* **TO BE DONE**: Each entry here needs to be set down again exactly, please; pictures are left out.

┌────────

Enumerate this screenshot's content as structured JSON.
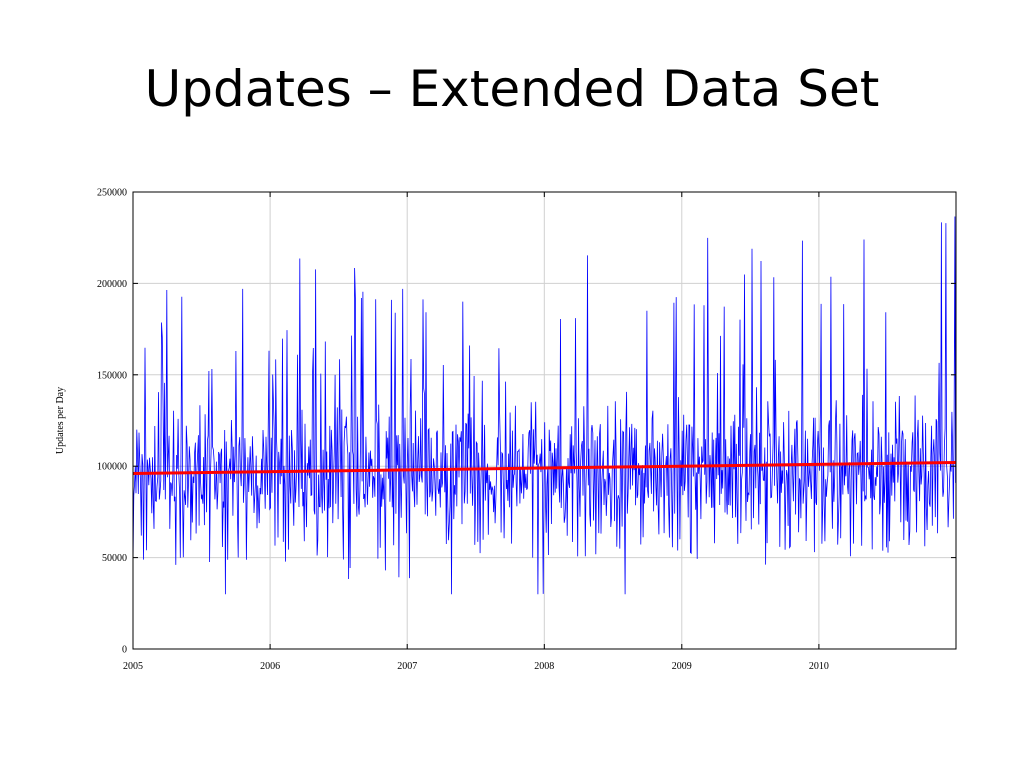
{
  "slide": {
    "title": "Updates – Extended Data Set"
  },
  "chart_data": {
    "type": "line",
    "title": "",
    "xlabel": "",
    "ylabel": "Updates per Day",
    "xlim": [
      "2005-01-01",
      "2011-01-01"
    ],
    "ylim": [
      0,
      250000
    ],
    "grid": true,
    "legend": "none",
    "x_ticks": [
      "2005",
      "2006",
      "2007",
      "2008",
      "2009",
      "2010"
    ],
    "y_ticks": [
      0,
      50000,
      100000,
      150000,
      200000,
      250000
    ],
    "colors": {
      "series": "#0000ff",
      "trend": "#ff0000",
      "grid": "#d0d0d0",
      "axes": "#000000"
    },
    "series": [
      {
        "kind": "daily",
        "approx_mean": 98000,
        "approx_min": 30000,
        "approx_max": 245000,
        "sampled_peaks": [
          {
            "x": "2005-02-15",
            "y": 176000
          },
          {
            "x": "2005-04-10",
            "y": 189000
          },
          {
            "x": "2005-05-20",
            "y": 183000
          },
          {
            "x": "2005-10-20",
            "y": 197000
          },
          {
            "x": "2005-11-12",
            "y": 194000
          },
          {
            "x": "2006-03-20",
            "y": 173000
          },
          {
            "x": "2006-09-01",
            "y": 192000
          },
          {
            "x": "2006-11-20",
            "y": 191000
          },
          {
            "x": "2006-12-20",
            "y": 197000
          },
          {
            "x": "2007-06-15",
            "y": 187000
          },
          {
            "x": "2007-12-10",
            "y": 191000
          },
          {
            "x": "2008-01-25",
            "y": 180000
          },
          {
            "x": "2008-06-01",
            "y": 182000
          },
          {
            "x": "2009-03-01",
            "y": 188000
          },
          {
            "x": "2010-03-01",
            "y": 210000
          },
          {
            "x": "2010-05-01",
            "y": 224000
          },
          {
            "x": "2010-07-01",
            "y": 222000
          },
          {
            "x": "2010-10-01",
            "y": 245000
          },
          {
            "x": "2010-12-05",
            "y": 233000
          }
        ],
        "sampled_lows": [
          {
            "x": "2005-01-02",
            "y": 30000
          },
          {
            "x": "2005-02-25",
            "y": 42000
          },
          {
            "x": "2005-04-25",
            "y": 46000
          },
          {
            "x": "2007-12-01",
            "y": 50000
          },
          {
            "x": "2008-02-20",
            "y": 43000
          },
          {
            "x": "2008-09-01",
            "y": 43000
          },
          {
            "x": "2008-11-20",
            "y": 41000
          }
        ]
      },
      {
        "kind": "trend",
        "x": [
          "2005-01-01",
          "2011-01-01"
        ],
        "values": [
          96000,
          102000
        ]
      }
    ]
  }
}
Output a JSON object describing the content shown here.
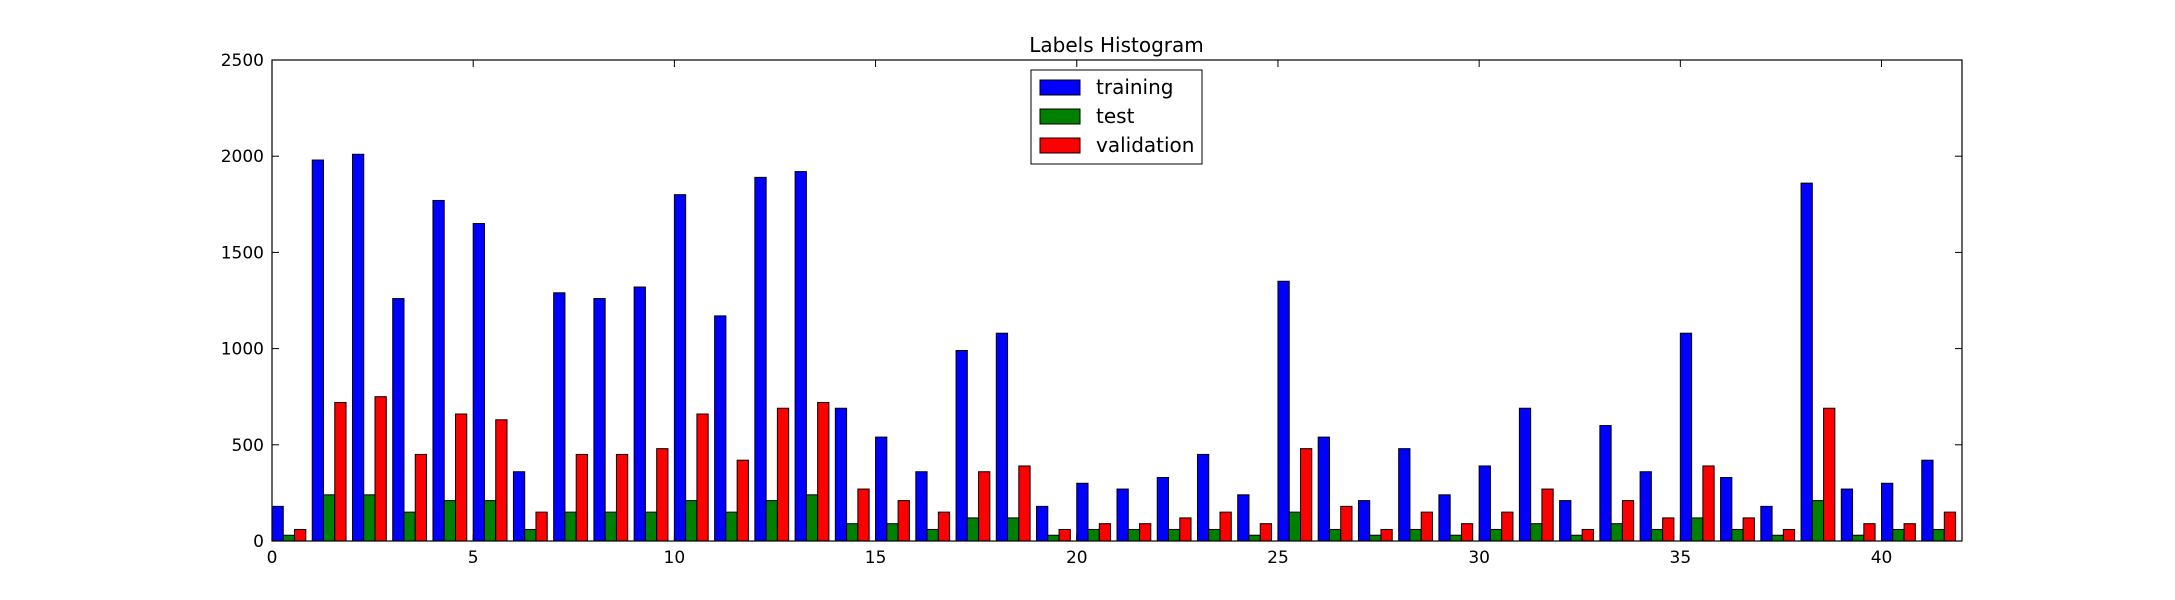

└────────

* **THE COMPLETED TASK**:
Enumerate this screenshot's content as structured JSON.
{
  "slide": {
    "title": "Updates – Extended Data Set"
  },
  "chart_data": {
    "type": "line",
    "title": "",
    "xlabel": "",
    "ylabel": "Updates per Day",
    "xlim": [
      "2005-01-01",
      "2011-01-01"
    ],
    "ylim": [
      0,
      250000
    ],
    "grid": true,
    "legend": "none",
    "x_ticks": [
      "2005",
      "2006",
      "2007",
      "2008",
      "2009",
      "2010"
    ],
    "y_ticks": [
      0,
      50000,
      100000,
      150000,
      200000,
      250000
    ],
    "colors": {
      "series": "#0000ff",
      "trend": "#ff0000",
      "grid": "#d0d0d0",
      "axes": "#000000"
    },
    "series": [
      {
        "kind": "daily",
        "approx_mean": 98000,
        "approx_min": 30000,
        "approx_max": 245000,
        "sampled_peaks": [
          {
            "x": "2005-02-15",
            "y": 176000
          },
          {
            "x": "2005-04-10",
            "y": 189000
          },
          {
            "x": "2005-05-20",
            "y": 183000
          },
          {
            "x": "2005-10-20",
            "y": 197000
          },
          {
            "x": "2005-11-12",
            "y": 194000
          },
          {
            "x": "2006-03-20",
            "y": 173000
          },
          {
            "x": "2006-09-01",
            "y": 192000
          },
          {
            "x": "2006-11-20",
            "y": 191000
          },
          {
            "x": "2006-12-20",
            "y": 197000
          },
          {
            "x": "2007-06-15",
            "y": 187000
          },
          {
            "x": "2007-12-10",
            "y": 191000
          },
          {
            "x": "2008-01-25",
            "y": 180000
          },
          {
            "x": "2008-06-01",
            "y": 182000
          },
          {
            "x": "2009-03-01",
            "y": 188000
          },
          {
            "x": "2010-03-01",
            "y": 210000
          },
          {
            "x": "2010-05-01",
            "y": 224000
          },
          {
            "x": "2010-07-01",
            "y": 222000
          },
          {
            "x": "2010-10-01",
            "y": 245000
          },
          {
            "x": "2010-12-05",
            "y": 233000
          }
        ],
        "sampled_lows": [
          {
            "x": "2005-01-02",
            "y": 30000
          },
          {
            "x": "2005-02-25",
            "y": 42000
          },
          {
            "x": "2005-04-25",
            "y": 46000
          },
          {
            "x": "2007-12-01",
            "y": 50000
          },
          {
            "x": "2008-02-20",
            "y": 43000
          },
          {
            "x": "2008-09-01",
            "y": 43000
          },
          {
            "x": "2008-11-20",
            "y": 41000
          }
        ]
      },
      {
        "kind": "trend",
        "x": [
          "2005-01-01",
          "2011-01-01"
        ],
        "values": [
          96000,
          102000
        ]
      }
    ]
  }
}
Output a JSON object describing the content shown here.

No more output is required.